=== GIVEN REQUEST ===
Go through the entries below and write each one out exactly.

>>>

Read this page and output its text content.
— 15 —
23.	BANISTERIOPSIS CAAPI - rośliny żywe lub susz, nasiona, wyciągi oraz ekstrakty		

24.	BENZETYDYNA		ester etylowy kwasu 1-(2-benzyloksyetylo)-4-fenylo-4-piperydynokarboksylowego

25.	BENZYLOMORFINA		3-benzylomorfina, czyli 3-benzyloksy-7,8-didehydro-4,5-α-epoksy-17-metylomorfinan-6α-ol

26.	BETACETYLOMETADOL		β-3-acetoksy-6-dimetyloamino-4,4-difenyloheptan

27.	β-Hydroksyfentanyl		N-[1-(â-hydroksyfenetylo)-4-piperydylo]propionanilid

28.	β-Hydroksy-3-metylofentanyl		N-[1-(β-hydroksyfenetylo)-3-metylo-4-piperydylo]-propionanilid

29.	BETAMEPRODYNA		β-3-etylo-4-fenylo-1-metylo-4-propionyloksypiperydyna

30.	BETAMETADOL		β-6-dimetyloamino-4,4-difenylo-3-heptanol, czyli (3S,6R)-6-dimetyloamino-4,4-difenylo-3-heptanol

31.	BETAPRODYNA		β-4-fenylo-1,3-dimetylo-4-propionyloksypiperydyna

<<<

=== TASK RESPONSE ===
Read this page and output its text content.
— 15 —
23.	BANISTERIOPSIS CAAPI - rośliny żywe lub susz, nasiona, wyciągi oraz ekstrakty		

24.	BENZETYDYNA		ester etylowy kwasu 1-(2-benzyloksyetylo)-4-fenylo-4-piperydynokarboksylowego

25.	BENZYLOMORFINA		3-benzylomorfina, czyli 3-benzyloksy-7,8-didehydro-4,5-α-epoksy-17-metylomorfinan-6α-ol

26.	BETACETYLOMETADOL		β-3-acetoksy-6-dimetyloamino-4,4-difenyloheptan

27.	β-Hydroksyfentanyl		N-[1-(â-hydroksyfenetylo)-4-piperydylo]propionanilid

28.	β-Hydroksy-3-metylofentanyl		N-[1-(β-hydroksyfenetylo)-3-metylo-4-piperydylo]-propionanilid

29.	BETAMEPRODYNA		β-3-etylo-4-fenylo-1-metylo-4-propionyloksypiperydyna

30.	BETAMETADOL		β-6-dimetyloamino-4,4-difenylo-3-heptanol, czyli (3S,6R)-6-dimetyloamino-4,4-difenylo-3-heptanol

31.	BETAPRODYNA		β-4-fenylo-1,3-dimetylo-4-propionyloksypiperydyna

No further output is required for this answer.